** START OF Supplied entries **

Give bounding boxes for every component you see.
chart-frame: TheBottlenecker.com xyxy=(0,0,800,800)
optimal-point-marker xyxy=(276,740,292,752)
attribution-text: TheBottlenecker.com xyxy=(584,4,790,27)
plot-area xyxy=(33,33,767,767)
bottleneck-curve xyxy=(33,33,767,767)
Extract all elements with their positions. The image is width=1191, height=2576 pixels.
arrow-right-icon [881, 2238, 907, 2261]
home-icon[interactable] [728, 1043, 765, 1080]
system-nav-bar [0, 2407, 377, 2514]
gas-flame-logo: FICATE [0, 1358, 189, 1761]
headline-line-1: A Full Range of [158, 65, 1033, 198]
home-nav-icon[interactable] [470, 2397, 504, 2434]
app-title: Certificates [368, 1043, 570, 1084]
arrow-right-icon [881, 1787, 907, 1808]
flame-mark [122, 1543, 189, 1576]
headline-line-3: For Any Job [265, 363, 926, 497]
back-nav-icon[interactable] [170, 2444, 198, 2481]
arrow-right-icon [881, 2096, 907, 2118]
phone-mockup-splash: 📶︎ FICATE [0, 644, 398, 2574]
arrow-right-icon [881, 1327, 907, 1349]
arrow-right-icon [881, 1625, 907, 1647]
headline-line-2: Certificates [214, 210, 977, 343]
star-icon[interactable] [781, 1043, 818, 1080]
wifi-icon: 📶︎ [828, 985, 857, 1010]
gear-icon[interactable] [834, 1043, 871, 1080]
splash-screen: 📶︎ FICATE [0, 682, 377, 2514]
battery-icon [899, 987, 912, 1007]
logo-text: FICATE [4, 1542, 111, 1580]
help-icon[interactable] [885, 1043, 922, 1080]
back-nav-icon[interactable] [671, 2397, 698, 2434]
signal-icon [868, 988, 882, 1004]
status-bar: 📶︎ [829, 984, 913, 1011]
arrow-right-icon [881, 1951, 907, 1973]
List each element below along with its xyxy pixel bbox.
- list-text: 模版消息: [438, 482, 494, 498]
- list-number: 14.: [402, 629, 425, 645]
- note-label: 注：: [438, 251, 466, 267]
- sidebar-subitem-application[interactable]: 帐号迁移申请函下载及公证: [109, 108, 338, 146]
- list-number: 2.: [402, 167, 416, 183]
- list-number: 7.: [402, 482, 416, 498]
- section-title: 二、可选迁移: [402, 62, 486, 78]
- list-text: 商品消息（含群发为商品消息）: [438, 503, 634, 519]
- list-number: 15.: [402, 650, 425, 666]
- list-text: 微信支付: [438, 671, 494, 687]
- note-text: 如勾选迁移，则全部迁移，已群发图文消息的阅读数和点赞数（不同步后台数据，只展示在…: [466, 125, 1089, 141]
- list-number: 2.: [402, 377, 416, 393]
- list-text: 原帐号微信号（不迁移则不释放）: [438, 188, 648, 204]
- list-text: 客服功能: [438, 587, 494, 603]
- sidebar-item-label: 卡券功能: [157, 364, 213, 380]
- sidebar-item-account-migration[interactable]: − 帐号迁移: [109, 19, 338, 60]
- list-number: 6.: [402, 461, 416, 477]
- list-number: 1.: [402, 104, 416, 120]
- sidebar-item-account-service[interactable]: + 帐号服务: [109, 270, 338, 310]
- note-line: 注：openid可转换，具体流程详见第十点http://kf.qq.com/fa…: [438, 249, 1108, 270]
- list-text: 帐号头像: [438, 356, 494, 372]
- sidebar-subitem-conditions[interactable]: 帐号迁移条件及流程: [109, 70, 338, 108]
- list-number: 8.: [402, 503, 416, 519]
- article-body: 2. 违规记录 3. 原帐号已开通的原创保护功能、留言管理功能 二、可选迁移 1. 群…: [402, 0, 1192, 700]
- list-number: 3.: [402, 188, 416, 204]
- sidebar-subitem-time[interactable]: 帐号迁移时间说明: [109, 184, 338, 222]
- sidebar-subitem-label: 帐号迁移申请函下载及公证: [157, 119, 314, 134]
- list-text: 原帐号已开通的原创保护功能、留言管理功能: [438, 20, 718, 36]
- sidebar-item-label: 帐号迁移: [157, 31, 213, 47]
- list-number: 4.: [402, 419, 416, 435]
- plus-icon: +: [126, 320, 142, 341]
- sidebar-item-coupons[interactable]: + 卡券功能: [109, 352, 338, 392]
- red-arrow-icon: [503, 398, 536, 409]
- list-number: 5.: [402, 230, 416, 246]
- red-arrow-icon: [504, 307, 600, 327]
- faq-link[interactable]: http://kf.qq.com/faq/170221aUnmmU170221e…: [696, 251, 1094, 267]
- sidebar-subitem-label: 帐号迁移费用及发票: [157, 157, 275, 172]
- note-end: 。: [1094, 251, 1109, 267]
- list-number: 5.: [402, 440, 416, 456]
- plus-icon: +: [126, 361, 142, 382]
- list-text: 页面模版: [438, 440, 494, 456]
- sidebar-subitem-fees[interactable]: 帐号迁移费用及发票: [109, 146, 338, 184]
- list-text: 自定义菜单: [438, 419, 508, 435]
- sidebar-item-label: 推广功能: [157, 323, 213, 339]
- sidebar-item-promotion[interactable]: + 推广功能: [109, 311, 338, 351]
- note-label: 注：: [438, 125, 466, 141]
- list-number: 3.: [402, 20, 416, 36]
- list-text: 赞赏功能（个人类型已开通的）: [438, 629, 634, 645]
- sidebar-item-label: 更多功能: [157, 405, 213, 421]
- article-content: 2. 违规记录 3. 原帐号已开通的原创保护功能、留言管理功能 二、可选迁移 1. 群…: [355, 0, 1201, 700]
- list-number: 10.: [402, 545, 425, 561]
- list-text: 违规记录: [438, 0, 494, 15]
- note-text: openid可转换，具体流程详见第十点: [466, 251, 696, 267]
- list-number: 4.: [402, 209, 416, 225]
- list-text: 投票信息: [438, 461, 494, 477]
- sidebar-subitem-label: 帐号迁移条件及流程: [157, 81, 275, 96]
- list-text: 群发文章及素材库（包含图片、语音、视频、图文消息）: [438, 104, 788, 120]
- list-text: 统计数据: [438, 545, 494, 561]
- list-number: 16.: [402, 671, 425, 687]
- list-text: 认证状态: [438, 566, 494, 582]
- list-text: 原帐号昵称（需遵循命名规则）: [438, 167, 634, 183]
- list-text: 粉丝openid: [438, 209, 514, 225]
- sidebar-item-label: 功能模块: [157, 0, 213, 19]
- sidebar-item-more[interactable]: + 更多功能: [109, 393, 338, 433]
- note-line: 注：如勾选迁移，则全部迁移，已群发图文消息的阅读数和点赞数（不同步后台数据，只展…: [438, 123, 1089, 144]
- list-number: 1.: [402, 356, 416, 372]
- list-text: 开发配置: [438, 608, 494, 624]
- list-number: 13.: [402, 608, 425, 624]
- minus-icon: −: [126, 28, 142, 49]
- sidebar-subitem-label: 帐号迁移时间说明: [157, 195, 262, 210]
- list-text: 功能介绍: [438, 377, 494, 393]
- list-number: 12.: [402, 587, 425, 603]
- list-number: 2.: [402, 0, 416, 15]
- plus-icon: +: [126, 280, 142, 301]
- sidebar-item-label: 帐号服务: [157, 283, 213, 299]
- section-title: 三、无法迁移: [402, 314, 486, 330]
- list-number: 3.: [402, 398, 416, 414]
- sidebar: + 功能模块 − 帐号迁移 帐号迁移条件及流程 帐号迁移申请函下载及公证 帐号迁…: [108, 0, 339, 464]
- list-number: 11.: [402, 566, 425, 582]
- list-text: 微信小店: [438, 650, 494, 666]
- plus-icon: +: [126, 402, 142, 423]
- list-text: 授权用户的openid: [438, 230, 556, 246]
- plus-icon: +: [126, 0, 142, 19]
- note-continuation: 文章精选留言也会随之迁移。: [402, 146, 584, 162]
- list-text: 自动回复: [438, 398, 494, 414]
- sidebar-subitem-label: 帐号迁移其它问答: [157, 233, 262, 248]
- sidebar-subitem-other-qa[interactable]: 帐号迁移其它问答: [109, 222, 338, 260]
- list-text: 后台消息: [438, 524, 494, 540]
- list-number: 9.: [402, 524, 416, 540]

** END OF Supplied entries **

> _What to produce_: Quote the data word for word, from its first line down to and including the line containing "headline-line-2: Certificates [214, 210, 977, 343]".

> _Complete output_:
Give bounding boxes for every component you see.
chart-frame: TheBottlenecker.com xyxy=(0,0,800,800)
optimal-point-marker xyxy=(276,740,292,752)
attribution-text: TheBottlenecker.com xyxy=(584,4,790,27)
plot-area xyxy=(33,33,767,767)
bottleneck-curve xyxy=(33,33,767,767)
Extract all elements with their positions. The image is width=1191, height=2576 pixels.
arrow-right-icon [881, 2238, 907, 2261]
home-icon[interactable] [728, 1043, 765, 1080]
system-nav-bar [0, 2407, 377, 2514]
gas-flame-logo: FICATE [0, 1358, 189, 1761]
headline-line-1: A Full Range of [158, 65, 1033, 198]
home-nav-icon[interactable] [470, 2397, 504, 2434]
app-title: Certificates [368, 1043, 570, 1084]
arrow-right-icon [881, 1787, 907, 1808]
flame-mark [122, 1543, 189, 1576]
headline-line-3: For Any Job [265, 363, 926, 497]
back-nav-icon[interactable] [170, 2444, 198, 2481]
arrow-right-icon [881, 2096, 907, 2118]
phone-mockup-splash: 📶︎ FICATE [0, 644, 398, 2574]
arrow-right-icon [881, 1327, 907, 1349]
arrow-right-icon [881, 1625, 907, 1647]
headline-line-2: Certificates [214, 210, 977, 343]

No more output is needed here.